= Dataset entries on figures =
-*-

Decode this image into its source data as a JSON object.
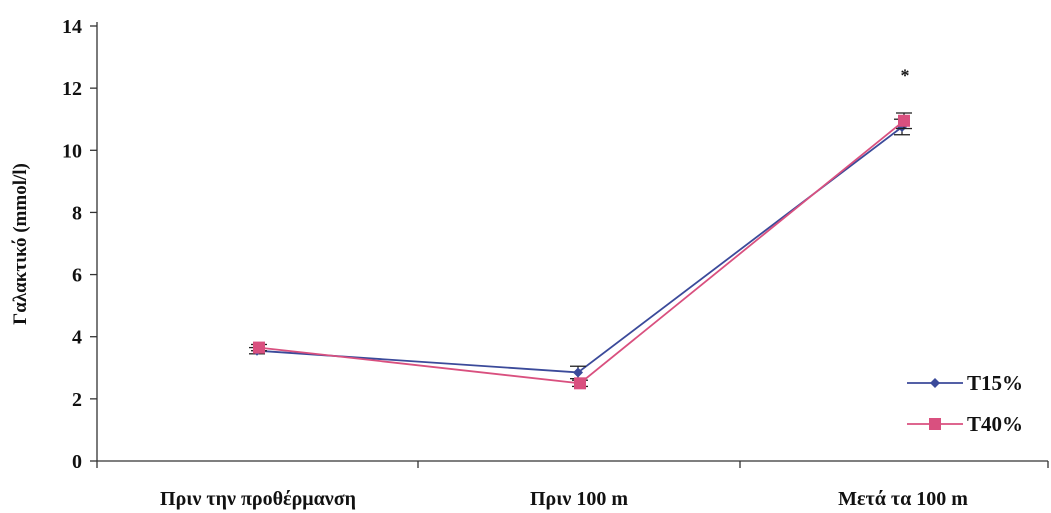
{
  "chart_data": {
    "type": "line",
    "title": "",
    "xlabel": "",
    "ylabel": "Γαλακτικό (mmol/l)",
    "ylim": [
      0,
      14
    ],
    "yticks": [
      0,
      2,
      4,
      6,
      8,
      10,
      12,
      14
    ],
    "grid": false,
    "legend": "bottom-right",
    "categories": [
      "Πριν την προθέρμανση",
      "Πριν 100 m",
      "Μετά τα 100 m"
    ],
    "series": [
      {
        "name": "T15%",
        "color": "#3b4a9a",
        "marker": "diamond",
        "values": [
          3.55,
          2.85,
          10.75
        ],
        "errors": [
          0.1,
          0.2,
          0.25
        ]
      },
      {
        "name": "T40%",
        "color": "#d9507f",
        "marker": "square",
        "values": [
          3.65,
          2.5,
          10.95
        ],
        "errors": [
          0.1,
          0.1,
          0.25
        ]
      }
    ],
    "annotations": [
      {
        "text": "*",
        "category_index": 2,
        "y": 12.4
      }
    ]
  }
}
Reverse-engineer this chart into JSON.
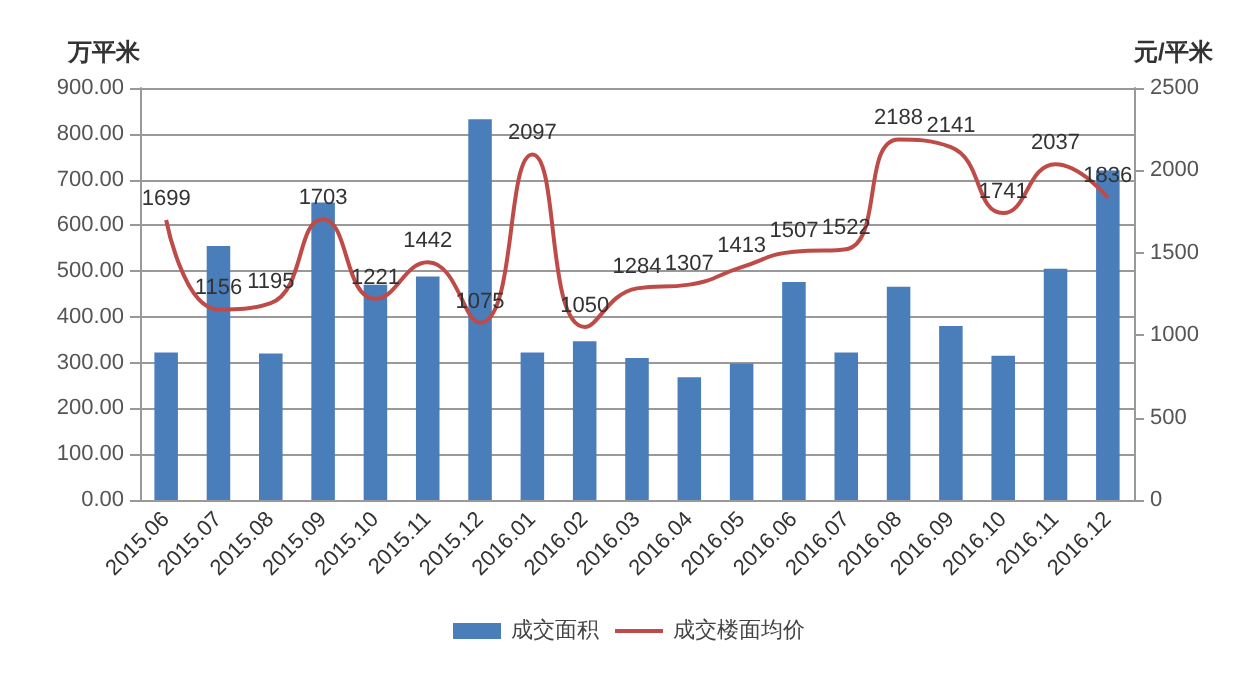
{
  "chart_data": {
    "type": "bar",
    "ylabel": "万平米",
    "y2label": "元/平米",
    "categories": [
      "2015.06",
      "2015.07",
      "2015.08",
      "2015.09",
      "2015.10",
      "2015.11",
      "2015.12",
      "2016.01",
      "2016.02",
      "2016.03",
      "2016.04",
      "2016.05",
      "2016.06",
      "2016.07",
      "2016.08",
      "2016.09",
      "2016.10",
      "2016.11",
      "2016.12"
    ],
    "series": [
      {
        "name": "成交面积",
        "color": "#4a7ebb",
        "values": [
          322,
          555,
          320,
          650,
          470,
          488,
          832,
          322,
          347,
          310,
          268,
          298,
          476,
          322,
          466,
          380,
          315,
          505,
          720
        ]
      },
      {
        "name": "成交楼面均价",
        "type": "line",
        "axis": "y2",
        "color": "#be4b48",
        "marker": "none",
        "values": [
          1699,
          1156,
          1195,
          1703,
          1221,
          1442,
          1075,
          2097,
          1050,
          1284,
          1307,
          1413,
          1507,
          1522,
          2188,
          2141,
          1741,
          2037,
          1836
        ],
        "value_labels": [
          "1699",
          "1156",
          "1195",
          "1703",
          "1221",
          "1442",
          "1075",
          "2097",
          "1050",
          "1284",
          "1307",
          "1413",
          "1507",
          "1522",
          "2188",
          "2141",
          "1741",
          "2037",
          "1836"
        ]
      }
    ],
    "ylim": [
      0,
      900
    ],
    "yticks": [
      {
        "value": 0,
        "label": "0.00"
      },
      {
        "value": 100,
        "label": "100.00"
      },
      {
        "value": 200,
        "label": "200.00"
      },
      {
        "value": 300,
        "label": "300.00"
      },
      {
        "value": 400,
        "label": "400.00"
      },
      {
        "value": 500,
        "label": "500.00"
      },
      {
        "value": 600,
        "label": "600.00"
      },
      {
        "value": 700,
        "label": "700.00"
      },
      {
        "value": 800,
        "label": "800.00"
      },
      {
        "value": 900,
        "label": "900.00"
      }
    ],
    "y2lim": [
      0,
      2500
    ],
    "y2ticks": [
      0,
      500,
      1000,
      1500,
      2000,
      2500
    ],
    "grid": "y",
    "legend": "bottom"
  }
}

-*-

= DO THIS =
Count how many lines contain "color" and give only that count.

= THE RESULT =
4